Requirement - Find each line with "importers" and copy it.

Extracted entries -
⟨
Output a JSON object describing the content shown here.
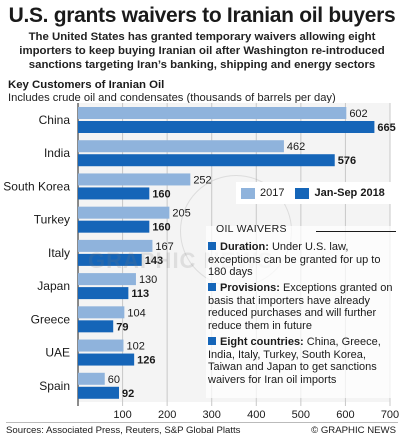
{
  "header": {
    "title": "U.S. grants waivers to Iranian oil buyers",
    "subtitle": "The United States has granted temporary waivers allowing eight importers to keep buying Iranian oil after Washington re-introduced sanctions targeting Iran’s banking, shipping and energy sectors"
  },
  "section": {
    "heading": "Key Customers of Iranian Oil",
    "subheading": "Includes crude oil and condensates (thousands of barrels per day)"
  },
  "chart_data": {
    "type": "bar",
    "orientation": "horizontal",
    "categories": [
      "China",
      "India",
      "South Korea",
      "Turkey",
      "Italy",
      "Japan",
      "Greece",
      "UAE",
      "Spain"
    ],
    "series": [
      {
        "name": "2017",
        "values": [
          602,
          462,
          252,
          205,
          167,
          130,
          104,
          102,
          60
        ]
      },
      {
        "name": "Jan-Sep 2018",
        "values": [
          665,
          576,
          160,
          160,
          143,
          113,
          79,
          126,
          92
        ]
      }
    ],
    "xlim": [
      0,
      700
    ],
    "xticks": [
      100,
      200,
      300,
      400,
      500,
      600,
      700
    ],
    "grid": true,
    "legend": "right",
    "colors": {
      "2017": "#8fb3dc",
      "Jan-Sep 2018": "#1565b8"
    }
  },
  "legend": {
    "series_a": "2017",
    "series_b": "Jan-Sep 2018"
  },
  "info_box": {
    "heading": "OIL WAIVERS",
    "items": [
      {
        "label": "Duration:",
        "text": "Under U.S. law, exceptions can be granted for up to 180 days"
      },
      {
        "label": "Provisions:",
        "text": "Exceptions granted on basis that importers have already reduced purchases and will further reduce them in future"
      },
      {
        "label": "Eight countries:",
        "text": "China, Greece, India, Italy, Turkey, South Korea, Taiwan and Japan to get sanctions waivers for Iran oil imports"
      }
    ]
  },
  "footer": {
    "source": "Sources: Associated Press, Reuters, S&P Global Platts",
    "credit": "© GRAPHIC NEWS"
  },
  "watermark": {
    "text": "GRAPHIC NEWS"
  }
}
⟩
Full answer -
    "subtitle": "The United States has granted temporary waivers allowing eight importers to keep buying Iranian oil after Washington re-introduced sanctions targeting Iran’s banking, shipping and energy sectors"
        "text": "Exceptions granted on basis that importers have already reduced purchases and will further reduce them in future"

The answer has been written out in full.